§ **RAW DATA**:
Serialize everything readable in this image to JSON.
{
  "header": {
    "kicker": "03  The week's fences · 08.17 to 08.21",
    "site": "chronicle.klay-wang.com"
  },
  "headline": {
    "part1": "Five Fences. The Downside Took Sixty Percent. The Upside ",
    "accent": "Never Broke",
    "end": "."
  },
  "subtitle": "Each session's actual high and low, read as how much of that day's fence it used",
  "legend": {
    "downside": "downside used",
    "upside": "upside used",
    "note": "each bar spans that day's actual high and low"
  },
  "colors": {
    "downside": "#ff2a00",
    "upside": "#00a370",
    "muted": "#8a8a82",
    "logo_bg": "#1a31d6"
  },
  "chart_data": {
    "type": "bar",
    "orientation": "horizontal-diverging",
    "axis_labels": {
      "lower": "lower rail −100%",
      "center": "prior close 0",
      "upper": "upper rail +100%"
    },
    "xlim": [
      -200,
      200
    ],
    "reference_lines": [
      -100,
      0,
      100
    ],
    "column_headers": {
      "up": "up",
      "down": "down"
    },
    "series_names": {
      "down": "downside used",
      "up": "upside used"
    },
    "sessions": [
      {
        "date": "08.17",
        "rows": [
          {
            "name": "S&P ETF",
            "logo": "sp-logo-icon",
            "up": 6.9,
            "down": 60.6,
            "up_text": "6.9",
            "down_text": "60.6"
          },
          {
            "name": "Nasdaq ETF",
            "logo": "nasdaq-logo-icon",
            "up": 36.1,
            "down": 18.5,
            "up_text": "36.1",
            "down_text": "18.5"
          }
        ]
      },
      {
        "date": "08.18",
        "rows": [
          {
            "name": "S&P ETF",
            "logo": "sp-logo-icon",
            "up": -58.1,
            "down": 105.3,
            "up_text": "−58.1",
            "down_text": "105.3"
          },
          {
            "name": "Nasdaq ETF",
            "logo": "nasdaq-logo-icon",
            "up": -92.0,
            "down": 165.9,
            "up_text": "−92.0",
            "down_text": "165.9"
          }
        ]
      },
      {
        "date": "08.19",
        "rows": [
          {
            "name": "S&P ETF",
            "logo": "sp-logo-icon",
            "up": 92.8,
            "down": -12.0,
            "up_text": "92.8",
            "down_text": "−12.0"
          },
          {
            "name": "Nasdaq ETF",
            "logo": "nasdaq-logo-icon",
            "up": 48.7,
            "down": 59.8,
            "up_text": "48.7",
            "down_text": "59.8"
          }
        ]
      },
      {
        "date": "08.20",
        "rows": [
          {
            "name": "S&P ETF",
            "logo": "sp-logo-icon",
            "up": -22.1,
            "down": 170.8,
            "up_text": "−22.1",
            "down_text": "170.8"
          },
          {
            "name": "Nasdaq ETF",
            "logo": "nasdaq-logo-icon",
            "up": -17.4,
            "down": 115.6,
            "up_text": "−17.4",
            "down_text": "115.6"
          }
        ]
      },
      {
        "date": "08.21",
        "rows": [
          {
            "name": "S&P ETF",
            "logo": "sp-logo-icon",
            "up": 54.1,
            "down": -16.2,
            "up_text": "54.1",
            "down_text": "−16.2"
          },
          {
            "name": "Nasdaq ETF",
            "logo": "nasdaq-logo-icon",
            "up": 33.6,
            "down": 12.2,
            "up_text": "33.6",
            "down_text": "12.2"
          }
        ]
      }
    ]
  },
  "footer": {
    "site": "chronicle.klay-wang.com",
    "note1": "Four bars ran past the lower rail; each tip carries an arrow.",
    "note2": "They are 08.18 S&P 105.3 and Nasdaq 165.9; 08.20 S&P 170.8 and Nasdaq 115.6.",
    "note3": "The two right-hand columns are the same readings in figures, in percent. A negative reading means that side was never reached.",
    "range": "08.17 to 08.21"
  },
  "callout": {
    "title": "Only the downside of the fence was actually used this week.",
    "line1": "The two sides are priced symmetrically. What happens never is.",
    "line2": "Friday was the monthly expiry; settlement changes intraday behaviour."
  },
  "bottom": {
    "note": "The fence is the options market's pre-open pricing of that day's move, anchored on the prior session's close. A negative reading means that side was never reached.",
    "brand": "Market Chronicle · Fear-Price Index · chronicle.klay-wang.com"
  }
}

§ **SET PROBLEM**: Repeat each entry word for word.

§ **TASK OUTPUT**:
Serialize everything readable in this image to JSON.
{
  "header": {
    "kicker": "03  The week's fences · 08.17 to 08.21",
    "site": "chronicle.klay-wang.com"
  },
  "headline": {
    "part1": "Five Fences. The Downside Took Sixty Percent. The Upside ",
    "accent": "Never Broke",
    "end": "."
  },
  "subtitle": "Each session's actual high and low, read as how much of that day's fence it used",
  "legend": {
    "downside": "downside used",
    "upside": "upside used",
    "note": "each bar spans that day's actual high and low"
  },
  "colors": {
    "downside": "#ff2a00",
    "upside": "#00a370",
    "muted": "#8a8a82",
    "logo_bg": "#1a31d6"
  },
  "chart_data": {
    "type": "bar",
    "orientation": "horizontal-diverging",
    "axis_labels": {
      "lower": "lower rail −100%",
      "center": "prior close 0",
      "upper": "upper rail +100%"
    },
    "xlim": [
      -200,
      200
    ],
    "reference_lines": [
      -100,
      0,
      100
    ],
    "column_headers": {
      "up": "up",
      "down": "down"
    },
    "series_names": {
      "down": "downside used",
      "up": "upside used"
    },
    "sessions": [
      {
        "date": "08.17",
        "rows": [
          {
            "name": "S&P ETF",
            "logo": "sp-logo-icon",
            "up": 6.9,
            "down": 60.6,
            "up_text": "6.9",
            "down_text": "60.6"
          },
          {
            "name": "Nasdaq ETF",
            "logo": "nasdaq-logo-icon",
            "up": 36.1,
            "down": 18.5,
            "up_text": "36.1",
            "down_text": "18.5"
          }
        ]
      },
      {
        "date": "08.18",
        "rows": [
          {
            "name": "S&P ETF",
            "logo": "sp-logo-icon",
            "up": -58.1,
            "down": 105.3,
            "up_text": "−58.1",
            "down_text": "105.3"
          },
          {
            "name": "Nasdaq ETF",
            "logo": "nasdaq-logo-icon",
            "up": -92.0,
            "down": 165.9,
            "up_text": "−92.0",
            "down_text": "165.9"
          }
        ]
      },
      {
        "date": "08.19",
        "rows": [
          {
            "name": "S&P ETF",
            "logo": "sp-logo-icon",
            "up": 92.8,
            "down": -12.0,
            "up_text": "92.8",
            "down_text": "−12.0"
          },
          {
            "name": "Nasdaq ETF",
            "logo": "nasdaq-logo-icon",
            "up": 48.7,
            "down": 59.8,
            "up_text": "48.7",
            "down_text": "59.8"
          }
        ]
      },
      {
        "date": "08.20",
        "rows": [
          {
            "name": "S&P ETF",
            "logo": "sp-logo-icon",
            "up": -22.1,
            "down": 170.8,
            "up_text": "−22.1",
            "down_text": "170.8"
          },
          {
            "name": "Nasdaq ETF",
            "logo": "nasdaq-logo-icon",
            "up": -17.4,
            "down": 115.6,
            "up_text": "−17.4",
            "down_text": "115.6"
          }
        ]
      },
      {
        "date": "08.21",
        "rows": [
          {
            "name": "S&P ETF",
            "logo": "sp-logo-icon",
            "up": 54.1,
            "down": -16.2,
            "up_text": "54.1",
            "down_text": "−16.2"
          },
          {
            "name": "Nasdaq ETF",
            "logo": "nasdaq-logo-icon",
            "up": 33.6,
            "down": 12.2,
            "up_text": "33.6",
            "down_text": "12.2"
          }
        ]
      }
    ]
  },
  "footer": {
    "site": "chronicle.klay-wang.com",
    "note1": "Four bars ran past the lower rail; each tip carries an arrow.",
    "note2": "They are 08.18 S&P 105.3 and Nasdaq 165.9; 08.20 S&P 170.8 and Nasdaq 115.6.",
    "note3": "The two right-hand columns are the same readings in figures, in percent. A negative reading means that side was never reached.",
    "range": "08.17 to 08.21"
  },
  "callout": {
    "title": "Only the downside of the fence was actually used this week.",
    "line1": "The two sides are priced symmetrically. What happens never is.",
    "line2": "Friday was the monthly expiry; settlement changes intraday behaviour."
  },
  "bottom": {
    "note": "The fence is the options market's pre-open pricing of that day's move, anchored on the prior session's close. A negative reading means that side was never reached.",
    "brand": "Market Chronicle · Fear-Price Index · chronicle.klay-wang.com"
  }
}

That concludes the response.